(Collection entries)
## Begin

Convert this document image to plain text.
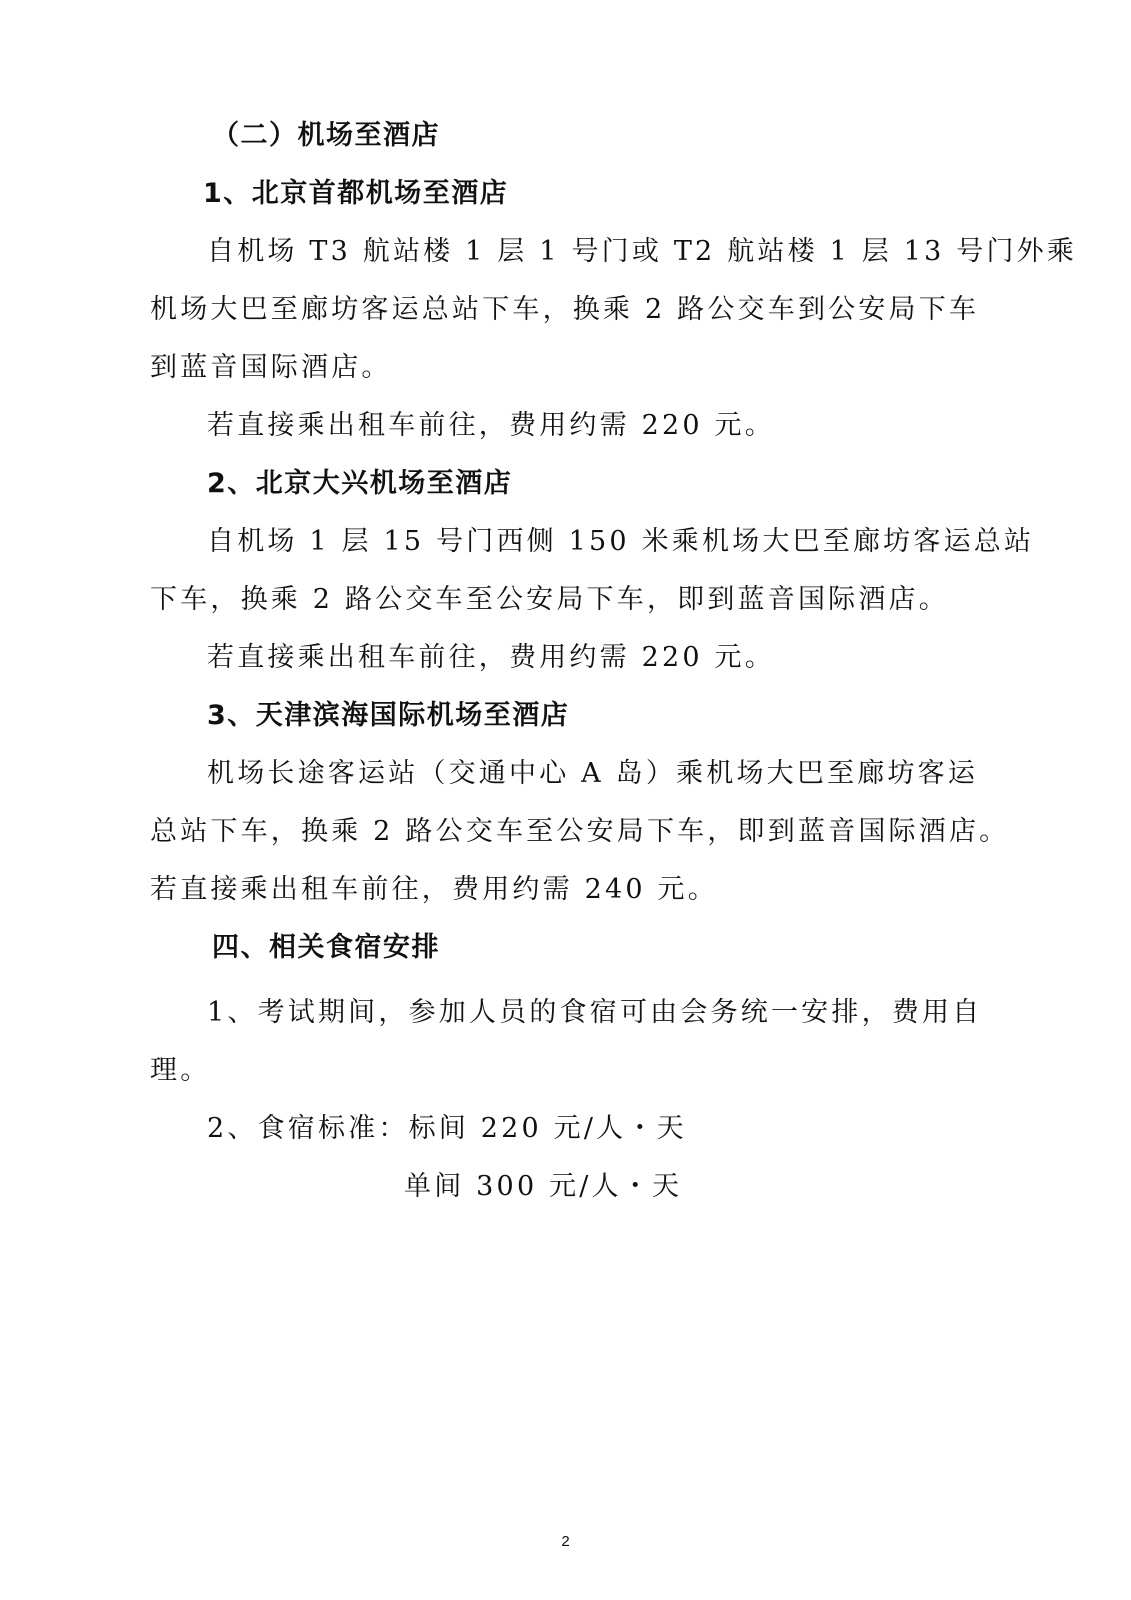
（二）机场至酒店
1、北京首都机场至酒店
自机场 T3 航站楼 1 层 1 号门或 T2 航站楼 1 层 13 号门外乘
机场大巴至廊坊客运总站下车，换乘 2 路公交车到公安局下车
到蓝音国际酒店。
若直接乘出租车前往，费用约需 220 元。
2、北京大兴机场至酒店
自机场 1 层 15 号门西侧 150 米乘机场大巴至廊坊客运总站
下车，换乘 2 路公交车至公安局下车，即到蓝音国际酒店。
若直接乘出租车前往，费用约需 220 元。
3、天津滨海国际机场至酒店
机场长途客运站（交通中心 A 岛）乘机场大巴至廊坊客运
总站下车，换乘 2 路公交车至公安局下车，即到蓝音国际酒店。
若直接乘出租车前往，费用约需 240 元。
四、相关食宿安排
1、考试期间，参加人员的食宿可由会务统一安排，费用自
理。
2、食宿标准：标间 220 元/人・天
单间 300 元/人・天
2
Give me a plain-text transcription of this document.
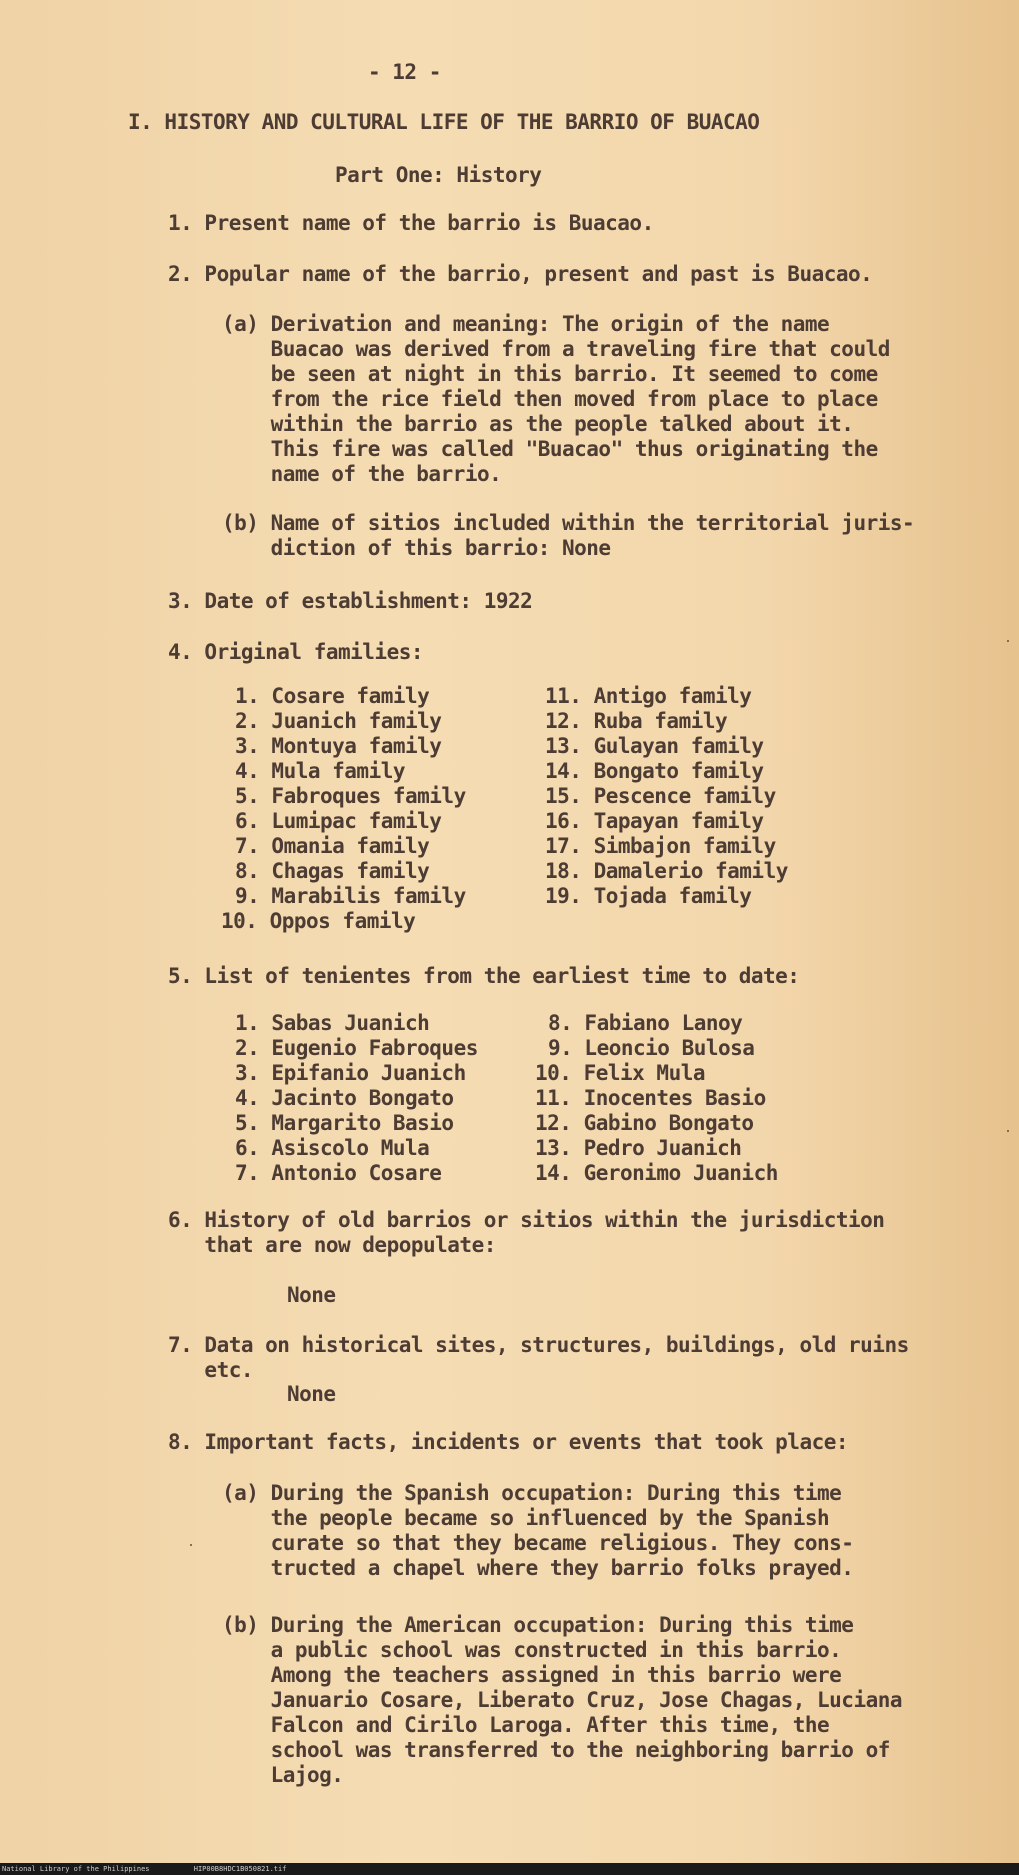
- 12 -

I. HISTORY AND CULTURAL LIFE OF THE BARRIO OF BUACAO

Part One: History

1. Present name of the barrio is Buacao.

2. Popular name of the barrio, present and past is Buacao.

(a) Derivation and meaning: The origin of the name
Buacao was derived from a traveling fire that could
be seen at night in this barrio. It seemed to come
from the rice field then moved from place to place
within the barrio as the people talked about it.
This fire was called "Buacao" thus originating the
name of the barrio.

(b) Name of sitios included within the territorial juris-
diction of this barrio: None

3. Date of establishment: 1922

4. Original families:

1. Cosare family
2. Juanich family
3. Montuya family
4. Mula family
5. Fabroques family
6. Lumipac family
7. Omania family
8. Chagas family
9. Marabilis family
10. Oppos family
11. Antigo family
12. Ruba family
13. Gulayan family
14. Bongato family
15. Pescence family
16. Tapayan family
17. Simbajon family
18. Damalerio family
19. Tojada family

5. List of tenientes from the earliest time to date:

1. Sabas Juanich
2. Eugenio Fabroques
3. Epifanio Juanich
4. Jacinto Bongato
5. Margarito Basio
6. Asiscolo Mula
7. Antonio Cosare
8. Fabiano Lanoy
9. Leoncio Bulosa
10. Felix Mula
11. Inocentes Basio
12. Gabino Bongato
13. Pedro Juanich
14. Geronimo Juanich

6. History of old barrios or sitios within the jurisdiction
that are now depopulate:

None

7. Data on historical sites, structures, buildings, old ruins
etc.

None

8. Important facts, incidents or events that took place:

(a) During the Spanish occupation: During this time
the people became so influenced by the Spanish
curate so that they became religious. They cons-
tructed a chapel where they barrio folks prayed.

(b) During the American occupation: During this time
a public school was constructed in this barrio.
Among the teachers assigned in this barrio were
Januario Cosare, Liberato Cruz, Jose Chagas, Luciana
Falcon and Cirilo Laroga. After this time, the
school was transferred to the neighboring barrio of
Lajog.

National Library of the Philippines	HIP00B8HDC1B050821.tif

## End

■ OBJECTIVE: Return from the data every line that holds "occupation".

■ COMPLETED EXERCISE:
(a) During the Spanish occupation: During this time
(b) During the American occupation: During this time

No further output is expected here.